• [INSTRUCTION]:
Quote each line of the material verbatim, without the pictures.

• [Records]:
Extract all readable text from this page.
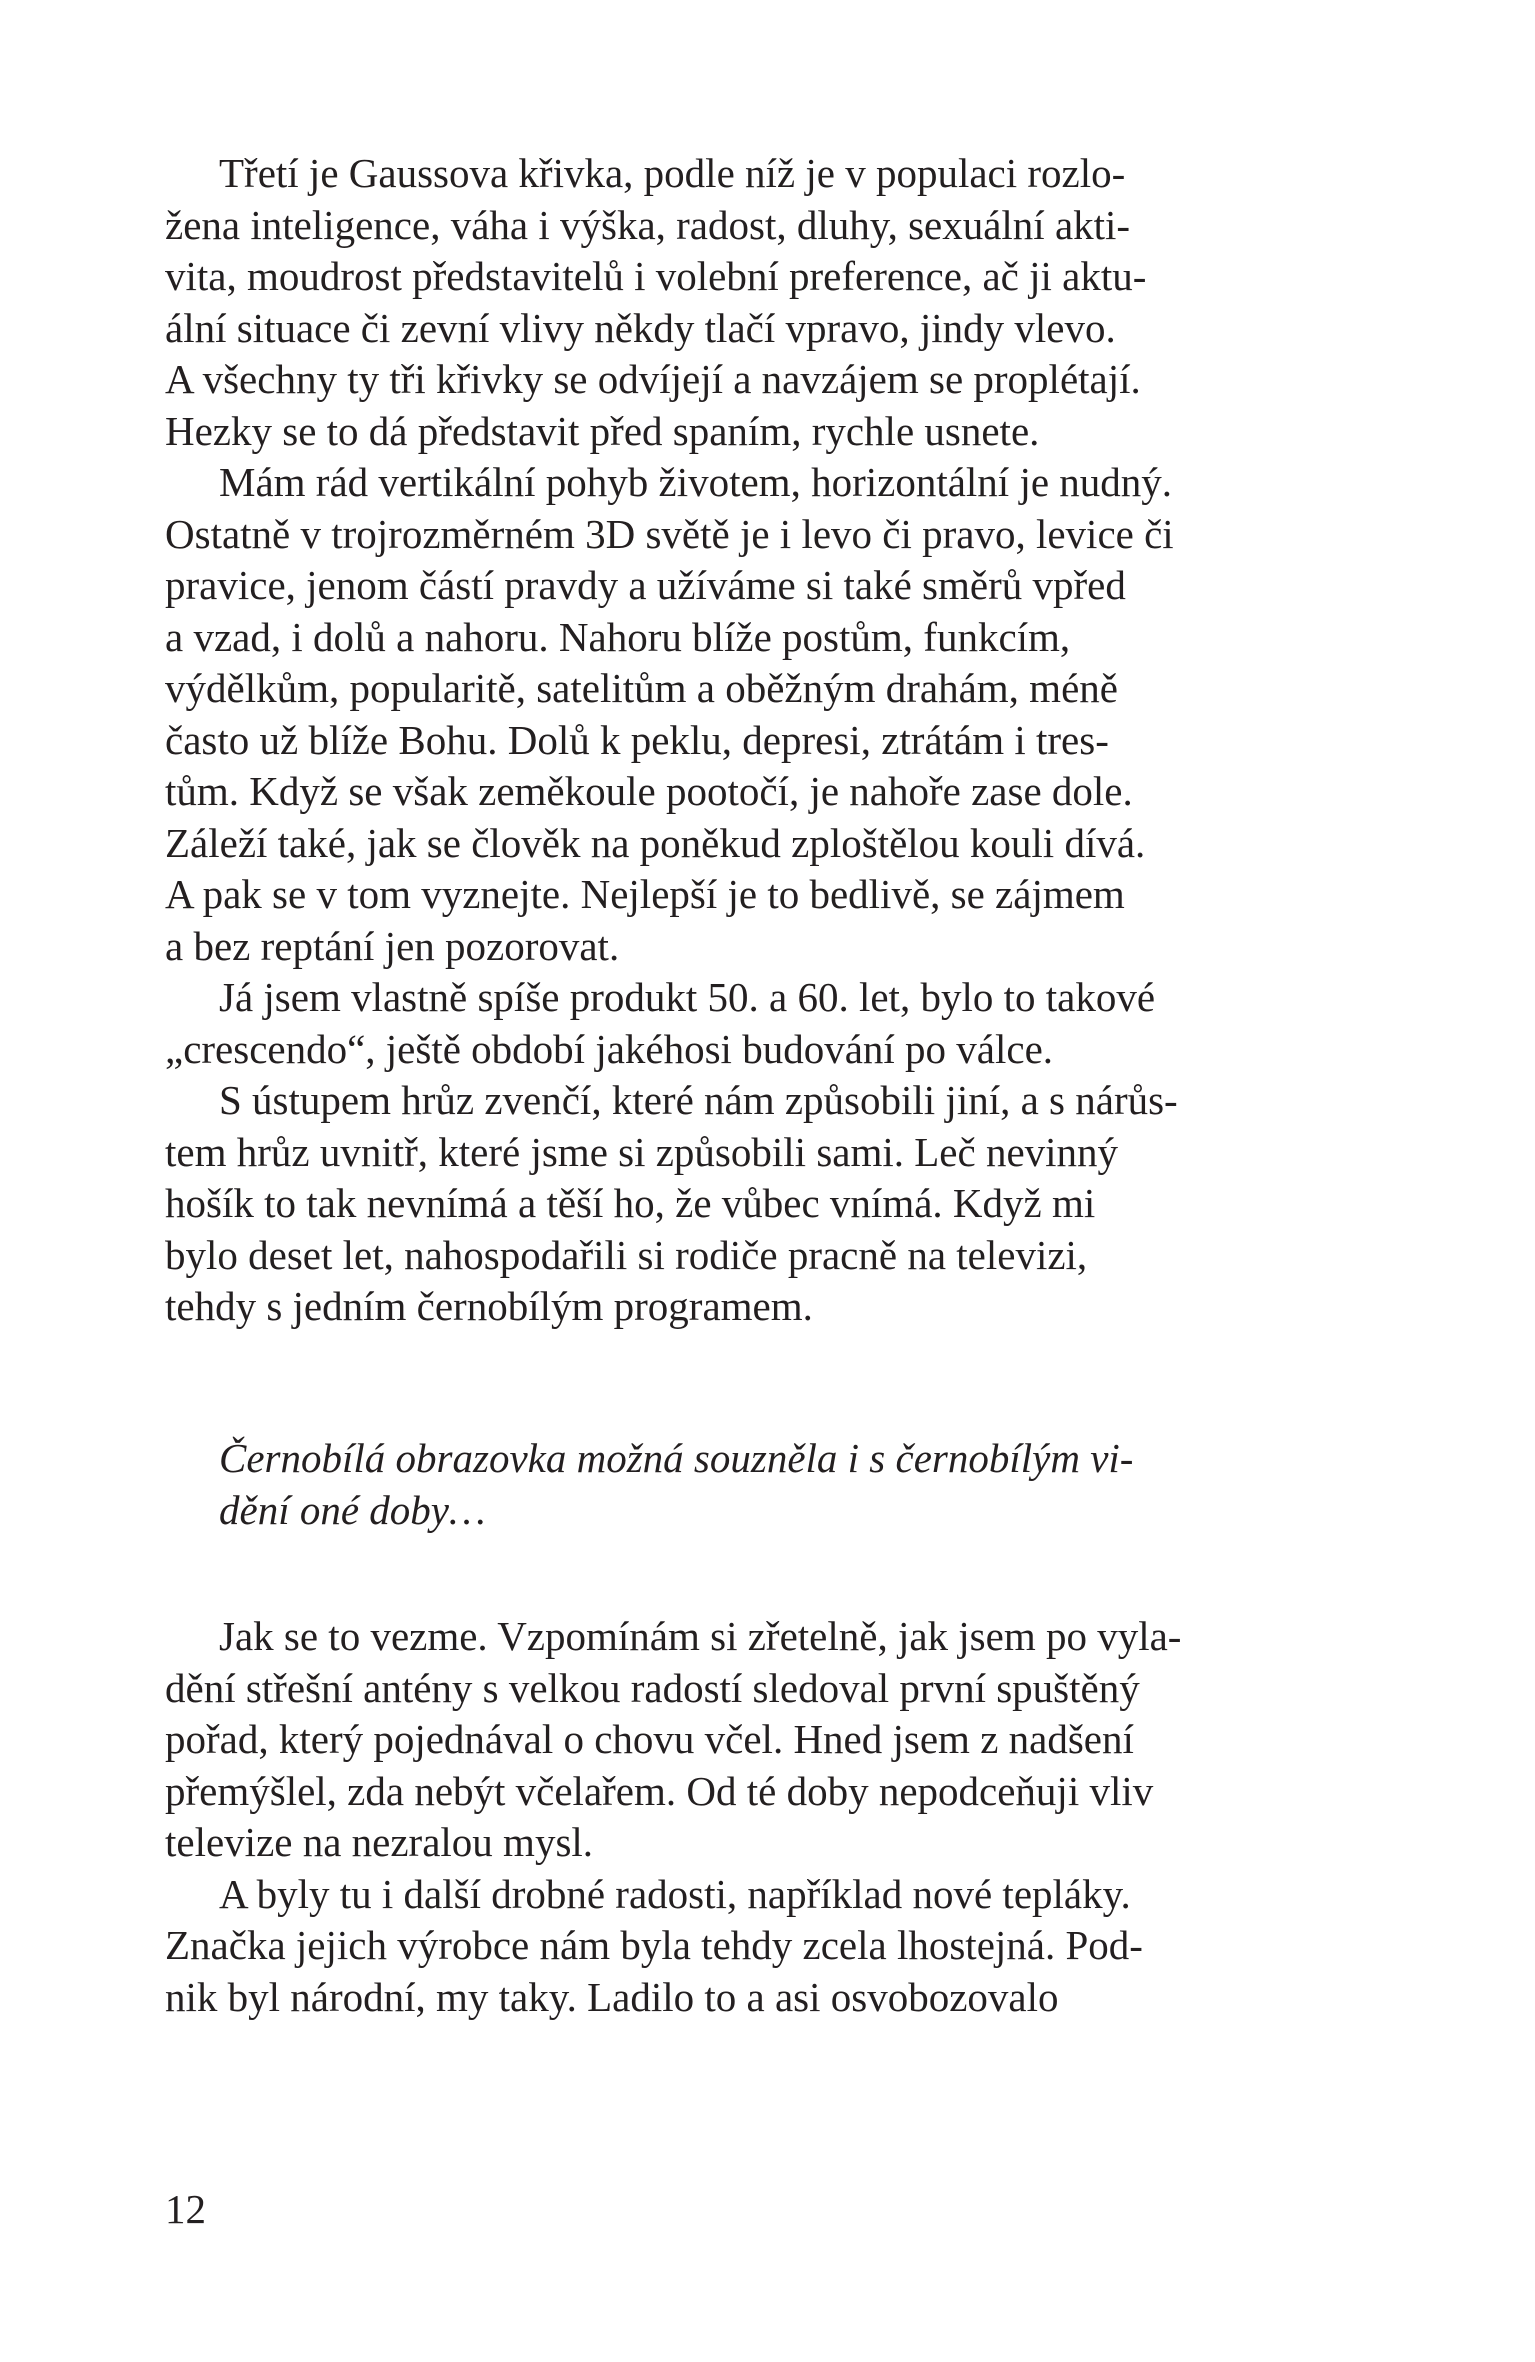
Třetí je Gaussova křivka, podle níž je v populaci rozlo-
žena inteligence, váha i výška, radost, dluhy, sexuální akti-
vita, moudrost představitelů i volební preference, ač ji aktu-
ální situace či zevní vlivy někdy tlačí vpravo, jindy vlevo.
A všechny ty tři křivky se odvíjejí a navzájem se proplétají.
Hezky se to dá představit před spaním, rychle usnete.

Mám rád vertikální pohyb životem, horizontální je nudný.
Ostatně v trojrozměrném 3D světě je i levo či pravo, levice či
pravice, jenom částí pravdy a užíváme si také směrů vpřed
a vzad, i dolů a nahoru. Nahoru blíže postům, funkcím,
výdělkům, popularitě, satelitům a oběžným drahám, méně
často už blíže Bohu. Dolů k peklu, depresi, ztrátám i tres-
tům. Když se však zeměkoule pootočí, je nahoře zase dole.
Záleží také, jak se člověk na poněkud zploštělou kouli dívá.
A pak se v tom vyznejte. Nejlepší je to bedlivě, se zájmem
a bez reptání jen pozorovat.

Já jsem vlastně spíše produkt 50. a 60. let, bylo to takové
„crescendo“, ještě období jakéhosi budování po válce.

S ústupem hrůz zvenčí, které nám způsobili jiní, a s nárůs-
tem hrůz uvnitř, které jsme si způsobili sami. Leč nevinný
hošík to tak nevnímá a těší ho, že vůbec vnímá. Když mi
bylo deset let, nahospodařili si rodiče pracně na televizi,
tehdy s jedním černobílým programem.

Černobílá obrazovka možná souzněla i s černobílým vi-
dění oné doby…

Jak se to vezme. Vzpomínám si zřetelně, jak jsem po vyla-
dění střešní antény s velkou radostí sledoval první spuštěný
pořad, který pojednával o chovu včel. Hned jsem z nadšení
přemýšlel, zda nebýt včelařem. Od té doby nepodceňuji vliv
televize na nezralou mysl.

A byly tu i další drobné radosti, například nové tepláky.
Značka jejich výrobce nám byla tehdy zcela lhostejná. Pod-
nik byl národní, my taky. Ladilo to a asi osvobozovalo

12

• [REPLY TO THE EXERCISE]:
Extract all readable text from this page.
Třetí je Gaussova křivka, podle níž je v populaci rozlo-
žena inteligence, váha i výška, radost, dluhy, sexuální akti-
vita, moudrost představitelů i volební preference, ač ji aktu-
ální situace či zevní vlivy někdy tlačí vpravo, jindy vlevo.
A všechny ty tři křivky se odvíjejí a navzájem se proplétají.
Hezky se to dá představit před spaním, rychle usnete.

Mám rád vertikální pohyb životem, horizontální je nudný.
Ostatně v trojrozměrném 3D světě je i levo či pravo, levice či
pravice, jenom částí pravdy a užíváme si také směrů vpřed
a vzad, i dolů a nahoru. Nahoru blíže postům, funkcím,
výdělkům, popularitě, satelitům a oběžným drahám, méně
často už blíže Bohu. Dolů k peklu, depresi, ztrátám i tres-
tům. Když se však zeměkoule pootočí, je nahoře zase dole.
Záleží také, jak se člověk na poněkud zploštělou kouli dívá.
A pak se v tom vyznejte. Nejlepší je to bedlivě, se zájmem
a bez reptání jen pozorovat.

Já jsem vlastně spíše produkt 50. a 60. let, bylo to takové
„crescendo“, ještě období jakéhosi budování po válce.

S ústupem hrůz zvenčí, které nám způsobili jiní, a s nárůs-
tem hrůz uvnitř, které jsme si způsobili sami. Leč nevinný
hošík to tak nevnímá a těší ho, že vůbec vnímá. Když mi
bylo deset let, nahospodařili si rodiče pracně na televizi,
tehdy s jedním černobílým programem.

Černobílá obrazovka možná souzněla i s černobílým vi-
dění oné doby…

Jak se to vezme. Vzpomínám si zřetelně, jak jsem po vyla-
dění střešní antény s velkou radostí sledoval první spuštěný
pořad, který pojednával o chovu včel. Hned jsem z nadšení
přemýšlel, zda nebýt včelařem. Od té doby nepodceňuji vliv
televize na nezralou mysl.

A byly tu i další drobné radosti, například nové tepláky.
Značka jejich výrobce nám byla tehdy zcela lhostejná. Pod-
nik byl národní, my taky. Ladilo to a asi osvobozovalo

12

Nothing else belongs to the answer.